• [EXERCISES TO COMPLETE]:
1 > Summarize the forum post about opening a fertility supplies online store in two sentences.
2 > Write the next part of the forum post about starting a fertility supplies online store, picking up after its final sentence.

• [EXTRACTED TEXT]:
· · · ·

# Thinking of Starting a Fertility Supplies Online Store - Any Thoughts?



## ~Lindz~

Hi everyone!

I haven't posted for a while but was a regular on here for a few years during my desperate attempts to conceive and found the advice, knowledge and support invaluable. I seriously couldn't have got my miracle without Fertility Friends and everyone on here. 

Along from the difficulty of going through round after round of treatment another thing that I found hard was trying to find supplements that would help my flagging fertility, and I spent hours and hours doing online research. One thing I found was that there didn't seem to be a one-stop-shop for fertility-related items, or if such a website exists I never found it, so ever since I've been toying with the idea of setting one up.

· · · ·

(Stored data)
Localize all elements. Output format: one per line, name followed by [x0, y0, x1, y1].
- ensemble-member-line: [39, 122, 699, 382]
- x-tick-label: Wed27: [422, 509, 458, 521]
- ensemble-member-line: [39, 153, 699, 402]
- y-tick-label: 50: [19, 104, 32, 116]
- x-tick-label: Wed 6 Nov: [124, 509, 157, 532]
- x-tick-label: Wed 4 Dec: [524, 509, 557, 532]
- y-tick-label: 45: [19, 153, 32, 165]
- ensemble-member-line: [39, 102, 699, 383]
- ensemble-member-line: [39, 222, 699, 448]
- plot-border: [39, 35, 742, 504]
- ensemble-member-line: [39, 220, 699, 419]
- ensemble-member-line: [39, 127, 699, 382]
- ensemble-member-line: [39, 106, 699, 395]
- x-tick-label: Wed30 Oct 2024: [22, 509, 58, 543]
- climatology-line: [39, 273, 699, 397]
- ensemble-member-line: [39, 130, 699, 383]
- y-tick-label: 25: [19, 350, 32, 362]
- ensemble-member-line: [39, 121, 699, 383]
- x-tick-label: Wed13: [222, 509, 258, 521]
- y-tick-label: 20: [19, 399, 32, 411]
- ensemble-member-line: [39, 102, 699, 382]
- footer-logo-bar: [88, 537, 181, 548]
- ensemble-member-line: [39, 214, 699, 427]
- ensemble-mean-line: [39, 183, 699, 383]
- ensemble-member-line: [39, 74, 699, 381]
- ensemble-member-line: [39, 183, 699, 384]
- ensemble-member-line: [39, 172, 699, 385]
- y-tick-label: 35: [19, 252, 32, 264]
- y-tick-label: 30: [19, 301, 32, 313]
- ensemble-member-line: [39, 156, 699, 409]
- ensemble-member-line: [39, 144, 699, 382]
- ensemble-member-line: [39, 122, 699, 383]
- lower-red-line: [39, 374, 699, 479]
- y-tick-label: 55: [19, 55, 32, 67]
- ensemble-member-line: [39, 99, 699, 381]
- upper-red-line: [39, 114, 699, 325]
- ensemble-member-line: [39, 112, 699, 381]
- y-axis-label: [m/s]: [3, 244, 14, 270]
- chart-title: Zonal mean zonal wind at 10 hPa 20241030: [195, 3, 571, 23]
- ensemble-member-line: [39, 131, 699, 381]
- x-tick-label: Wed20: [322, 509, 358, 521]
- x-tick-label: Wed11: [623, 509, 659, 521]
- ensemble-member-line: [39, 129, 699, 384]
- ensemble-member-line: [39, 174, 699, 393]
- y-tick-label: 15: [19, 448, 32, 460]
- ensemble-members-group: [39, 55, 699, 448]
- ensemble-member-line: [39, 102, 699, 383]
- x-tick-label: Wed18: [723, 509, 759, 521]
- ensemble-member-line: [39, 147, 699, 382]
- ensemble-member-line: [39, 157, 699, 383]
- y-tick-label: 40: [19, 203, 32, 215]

· · · ·

• [RESULTS BY TASK]:
1 > A former longtime member of Fertility Friends credits the forum's advice, knowledge and support with making a successful conception possible. After spending hours researching fertility supplements and finding no one-stop shop for fertility-related items online, the poster has been considering setting one up.

2 >
What I'd love to do is to set up a not for profit e-commerce store selling all things fertility-related from ovulation monitors through to supplements etc (but not prescription only medication of course), but before I launch head-long into this I just wanted to see if people thought this was a good idea or not? Maybe there are a million websites out there already specialising in fertility-related items but I just never found them?? Maybe this is just a really bad idea? Maybe someone on here has some ideas?

Any thoughts appreciated!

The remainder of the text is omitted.